- _What is being asked_:
Look over the lines below. Report each one that includes the string "testinvite".
>> start Data shown
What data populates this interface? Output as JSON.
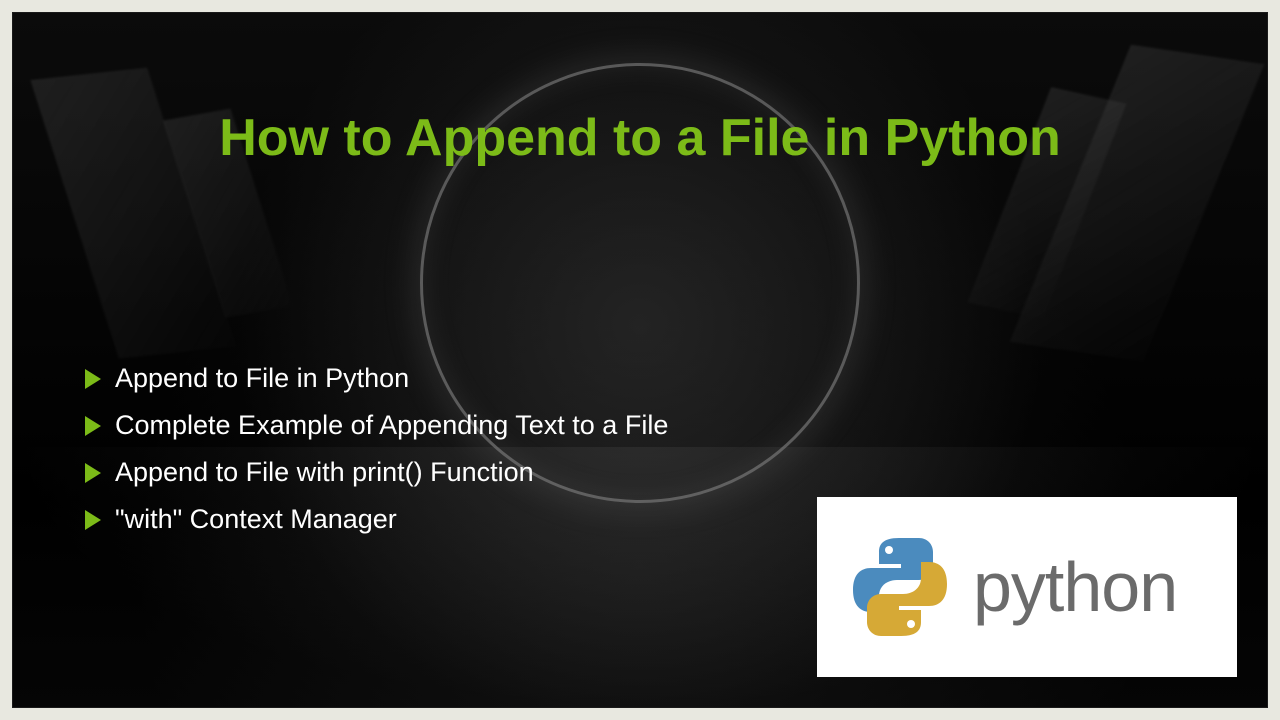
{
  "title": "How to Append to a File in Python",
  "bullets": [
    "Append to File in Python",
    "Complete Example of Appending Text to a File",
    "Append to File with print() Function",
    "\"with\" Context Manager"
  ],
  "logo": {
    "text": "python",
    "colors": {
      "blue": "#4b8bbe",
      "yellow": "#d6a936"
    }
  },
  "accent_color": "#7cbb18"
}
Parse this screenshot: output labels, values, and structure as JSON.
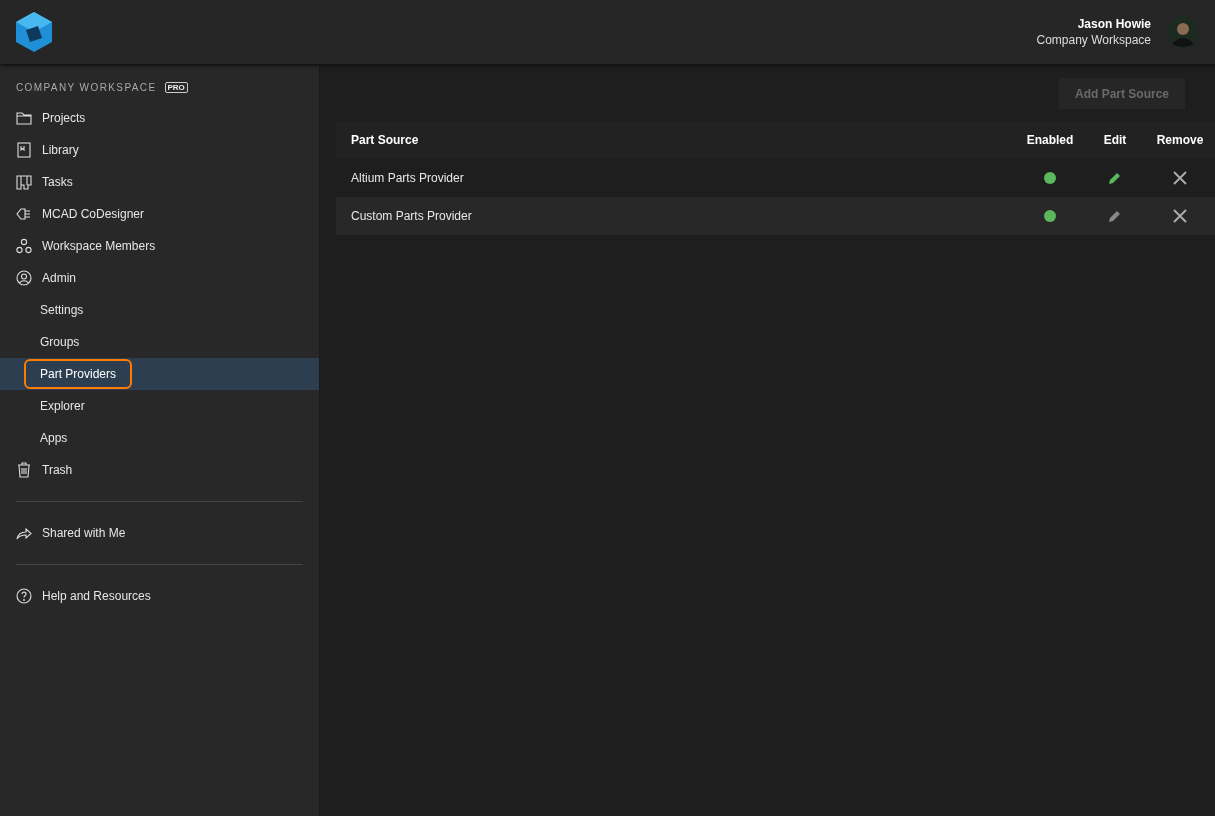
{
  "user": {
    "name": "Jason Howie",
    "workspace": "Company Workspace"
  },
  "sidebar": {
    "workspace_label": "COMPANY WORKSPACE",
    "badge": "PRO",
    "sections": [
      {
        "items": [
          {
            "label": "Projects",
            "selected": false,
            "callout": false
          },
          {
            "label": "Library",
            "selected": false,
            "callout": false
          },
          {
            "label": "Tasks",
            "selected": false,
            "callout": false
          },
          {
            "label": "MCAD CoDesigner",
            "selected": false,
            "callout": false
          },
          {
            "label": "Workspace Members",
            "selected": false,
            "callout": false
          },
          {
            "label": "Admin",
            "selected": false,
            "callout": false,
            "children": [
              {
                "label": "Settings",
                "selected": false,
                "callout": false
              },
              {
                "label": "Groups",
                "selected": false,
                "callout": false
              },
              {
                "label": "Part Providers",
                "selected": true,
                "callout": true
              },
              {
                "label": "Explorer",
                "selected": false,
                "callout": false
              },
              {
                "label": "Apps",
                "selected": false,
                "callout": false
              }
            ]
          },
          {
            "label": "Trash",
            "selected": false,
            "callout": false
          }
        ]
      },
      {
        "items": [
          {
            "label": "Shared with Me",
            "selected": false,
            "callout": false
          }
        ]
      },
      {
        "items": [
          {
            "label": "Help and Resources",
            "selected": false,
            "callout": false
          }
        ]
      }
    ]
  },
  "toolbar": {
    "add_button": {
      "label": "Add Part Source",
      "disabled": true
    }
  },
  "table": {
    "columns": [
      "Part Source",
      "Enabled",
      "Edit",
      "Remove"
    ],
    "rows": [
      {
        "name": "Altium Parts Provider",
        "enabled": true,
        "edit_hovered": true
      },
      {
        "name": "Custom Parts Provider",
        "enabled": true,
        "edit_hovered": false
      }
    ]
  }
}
>> end Data shown
>> start Data shown
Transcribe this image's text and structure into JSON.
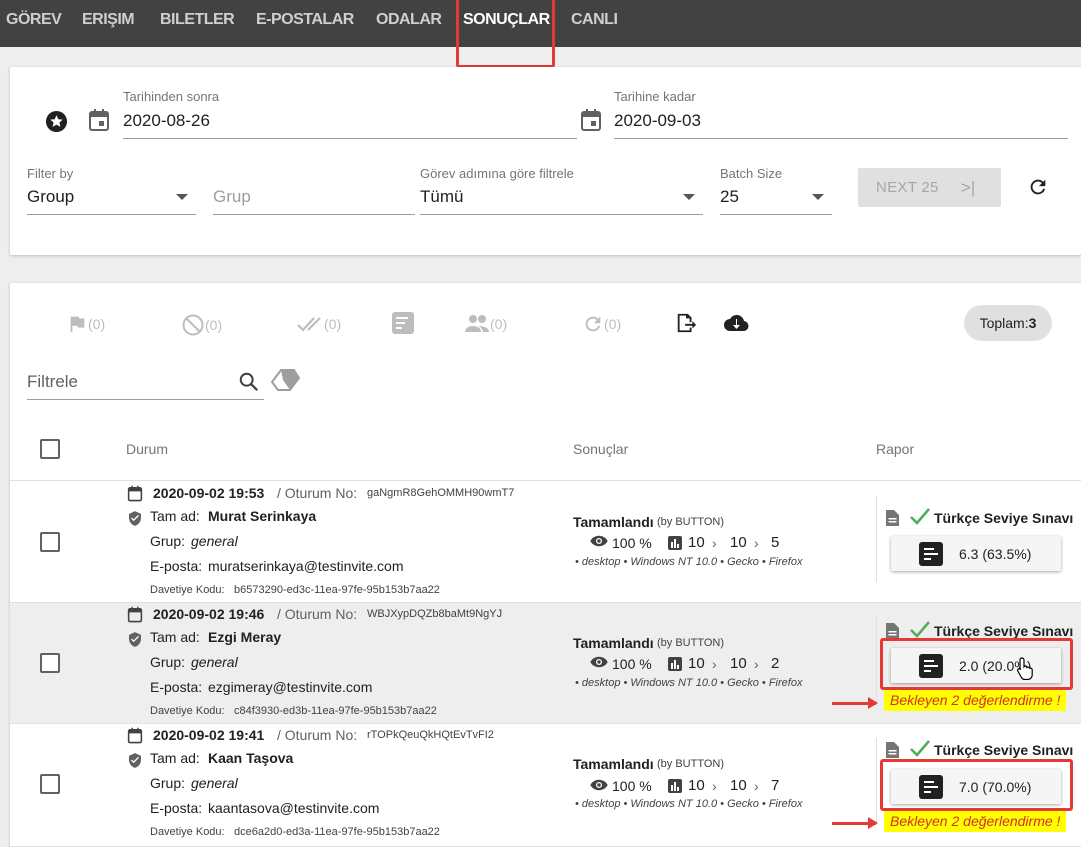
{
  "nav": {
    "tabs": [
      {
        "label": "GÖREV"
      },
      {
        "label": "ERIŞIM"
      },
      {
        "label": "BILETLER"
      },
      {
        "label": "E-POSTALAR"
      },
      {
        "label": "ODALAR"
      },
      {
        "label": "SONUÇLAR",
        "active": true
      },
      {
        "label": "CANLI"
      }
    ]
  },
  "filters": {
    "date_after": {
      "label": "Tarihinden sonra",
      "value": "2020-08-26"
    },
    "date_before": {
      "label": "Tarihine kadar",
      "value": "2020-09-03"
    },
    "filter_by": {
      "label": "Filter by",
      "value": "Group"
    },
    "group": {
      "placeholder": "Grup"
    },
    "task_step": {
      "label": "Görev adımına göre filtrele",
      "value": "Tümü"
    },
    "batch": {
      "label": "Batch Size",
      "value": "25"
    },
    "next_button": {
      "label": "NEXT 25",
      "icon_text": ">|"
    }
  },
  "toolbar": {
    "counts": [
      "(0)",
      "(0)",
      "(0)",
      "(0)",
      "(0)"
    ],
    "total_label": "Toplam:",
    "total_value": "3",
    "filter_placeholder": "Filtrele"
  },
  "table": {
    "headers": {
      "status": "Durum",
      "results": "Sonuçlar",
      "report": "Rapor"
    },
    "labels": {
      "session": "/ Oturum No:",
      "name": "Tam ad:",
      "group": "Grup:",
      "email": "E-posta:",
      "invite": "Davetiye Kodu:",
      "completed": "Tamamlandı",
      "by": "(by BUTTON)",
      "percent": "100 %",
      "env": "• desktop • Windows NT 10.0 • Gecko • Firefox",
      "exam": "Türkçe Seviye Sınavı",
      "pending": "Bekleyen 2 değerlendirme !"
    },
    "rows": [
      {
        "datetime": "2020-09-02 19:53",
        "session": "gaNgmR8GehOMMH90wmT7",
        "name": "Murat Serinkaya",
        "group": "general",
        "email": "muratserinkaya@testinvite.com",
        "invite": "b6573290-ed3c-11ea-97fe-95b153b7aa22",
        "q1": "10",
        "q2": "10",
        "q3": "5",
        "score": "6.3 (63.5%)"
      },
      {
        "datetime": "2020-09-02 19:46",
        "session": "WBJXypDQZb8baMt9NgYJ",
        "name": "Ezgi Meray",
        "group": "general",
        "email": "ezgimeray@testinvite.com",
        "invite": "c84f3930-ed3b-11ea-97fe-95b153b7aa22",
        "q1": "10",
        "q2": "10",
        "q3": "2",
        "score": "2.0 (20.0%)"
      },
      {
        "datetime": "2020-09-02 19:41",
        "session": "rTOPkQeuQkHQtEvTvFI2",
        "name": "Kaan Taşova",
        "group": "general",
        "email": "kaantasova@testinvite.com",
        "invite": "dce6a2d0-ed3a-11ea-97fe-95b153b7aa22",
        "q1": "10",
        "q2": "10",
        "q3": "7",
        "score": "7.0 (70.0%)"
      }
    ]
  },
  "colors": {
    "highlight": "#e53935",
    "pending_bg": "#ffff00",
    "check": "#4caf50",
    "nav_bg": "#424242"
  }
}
>> end Data shown
- _Task output_:
        "email": "muratserinkaya@testinvite.com",
        "email": "ezgimeray@testinvite.com",
        "email": "kaantasova@testinvite.com",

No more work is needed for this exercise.